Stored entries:
---------------

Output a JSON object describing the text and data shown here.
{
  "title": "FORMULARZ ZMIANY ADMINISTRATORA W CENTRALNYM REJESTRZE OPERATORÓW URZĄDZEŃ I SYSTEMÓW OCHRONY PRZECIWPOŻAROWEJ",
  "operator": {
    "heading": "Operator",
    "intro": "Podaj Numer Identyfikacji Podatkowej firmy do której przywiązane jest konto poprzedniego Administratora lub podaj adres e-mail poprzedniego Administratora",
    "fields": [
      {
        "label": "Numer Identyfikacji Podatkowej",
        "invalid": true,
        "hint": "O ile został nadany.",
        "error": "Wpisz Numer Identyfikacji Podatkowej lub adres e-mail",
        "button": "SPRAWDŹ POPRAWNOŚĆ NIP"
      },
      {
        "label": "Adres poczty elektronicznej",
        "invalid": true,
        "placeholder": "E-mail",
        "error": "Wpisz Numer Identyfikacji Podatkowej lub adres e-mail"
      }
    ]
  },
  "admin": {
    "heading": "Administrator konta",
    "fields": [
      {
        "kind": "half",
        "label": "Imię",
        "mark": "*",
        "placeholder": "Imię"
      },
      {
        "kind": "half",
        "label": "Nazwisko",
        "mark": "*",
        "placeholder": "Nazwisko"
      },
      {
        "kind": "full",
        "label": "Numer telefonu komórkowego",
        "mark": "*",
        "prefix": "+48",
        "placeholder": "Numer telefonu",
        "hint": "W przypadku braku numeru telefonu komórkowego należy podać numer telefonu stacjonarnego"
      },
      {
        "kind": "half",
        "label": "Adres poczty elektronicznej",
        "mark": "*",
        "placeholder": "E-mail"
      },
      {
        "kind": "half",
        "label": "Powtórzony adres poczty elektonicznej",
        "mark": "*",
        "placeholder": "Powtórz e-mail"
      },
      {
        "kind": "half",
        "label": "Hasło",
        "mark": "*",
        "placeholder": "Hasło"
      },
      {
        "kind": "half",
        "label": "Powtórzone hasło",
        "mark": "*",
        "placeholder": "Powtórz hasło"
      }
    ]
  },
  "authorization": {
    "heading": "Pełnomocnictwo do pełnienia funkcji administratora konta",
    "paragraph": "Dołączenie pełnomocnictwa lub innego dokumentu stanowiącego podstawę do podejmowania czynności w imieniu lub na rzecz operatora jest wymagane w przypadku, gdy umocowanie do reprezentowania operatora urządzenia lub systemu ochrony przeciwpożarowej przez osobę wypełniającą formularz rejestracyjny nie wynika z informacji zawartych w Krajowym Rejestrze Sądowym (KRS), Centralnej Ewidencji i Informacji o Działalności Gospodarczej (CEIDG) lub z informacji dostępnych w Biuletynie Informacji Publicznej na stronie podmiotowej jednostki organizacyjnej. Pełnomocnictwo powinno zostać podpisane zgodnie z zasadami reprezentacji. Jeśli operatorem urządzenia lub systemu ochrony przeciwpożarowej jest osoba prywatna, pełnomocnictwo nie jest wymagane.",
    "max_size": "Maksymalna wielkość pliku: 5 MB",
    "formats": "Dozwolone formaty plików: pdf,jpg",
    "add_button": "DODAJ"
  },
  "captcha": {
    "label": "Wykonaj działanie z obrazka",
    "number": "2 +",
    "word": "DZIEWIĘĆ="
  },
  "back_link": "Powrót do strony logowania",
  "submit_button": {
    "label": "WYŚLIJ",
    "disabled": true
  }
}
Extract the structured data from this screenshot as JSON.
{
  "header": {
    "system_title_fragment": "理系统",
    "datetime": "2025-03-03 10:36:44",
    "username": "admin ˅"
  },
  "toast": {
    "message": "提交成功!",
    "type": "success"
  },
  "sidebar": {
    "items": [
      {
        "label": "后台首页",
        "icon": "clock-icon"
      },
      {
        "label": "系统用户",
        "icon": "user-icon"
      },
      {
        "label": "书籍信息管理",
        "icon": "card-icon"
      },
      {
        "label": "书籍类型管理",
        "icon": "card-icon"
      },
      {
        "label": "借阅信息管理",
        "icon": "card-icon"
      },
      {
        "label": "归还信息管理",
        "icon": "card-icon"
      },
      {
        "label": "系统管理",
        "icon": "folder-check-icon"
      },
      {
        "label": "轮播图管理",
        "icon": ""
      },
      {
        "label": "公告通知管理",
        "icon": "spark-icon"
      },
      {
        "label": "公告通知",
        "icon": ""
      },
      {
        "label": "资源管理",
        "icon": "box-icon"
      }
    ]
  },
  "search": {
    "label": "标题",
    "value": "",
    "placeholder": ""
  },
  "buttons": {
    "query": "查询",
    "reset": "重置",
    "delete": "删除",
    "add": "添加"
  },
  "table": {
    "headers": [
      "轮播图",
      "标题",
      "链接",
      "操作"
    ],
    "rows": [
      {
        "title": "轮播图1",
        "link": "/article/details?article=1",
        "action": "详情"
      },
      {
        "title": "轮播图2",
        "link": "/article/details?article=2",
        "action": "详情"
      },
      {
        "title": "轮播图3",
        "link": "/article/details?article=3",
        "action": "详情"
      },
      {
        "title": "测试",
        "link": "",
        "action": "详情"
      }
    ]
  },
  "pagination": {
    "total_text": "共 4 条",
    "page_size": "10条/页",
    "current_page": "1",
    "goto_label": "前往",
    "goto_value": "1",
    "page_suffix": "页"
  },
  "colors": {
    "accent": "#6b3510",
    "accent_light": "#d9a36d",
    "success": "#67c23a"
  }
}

---------------

• _WRITTEN REQUEST_
Report only the number of lines in the listing that contain the word "komórkowego".

• _WRITTEN RESPONSE_
2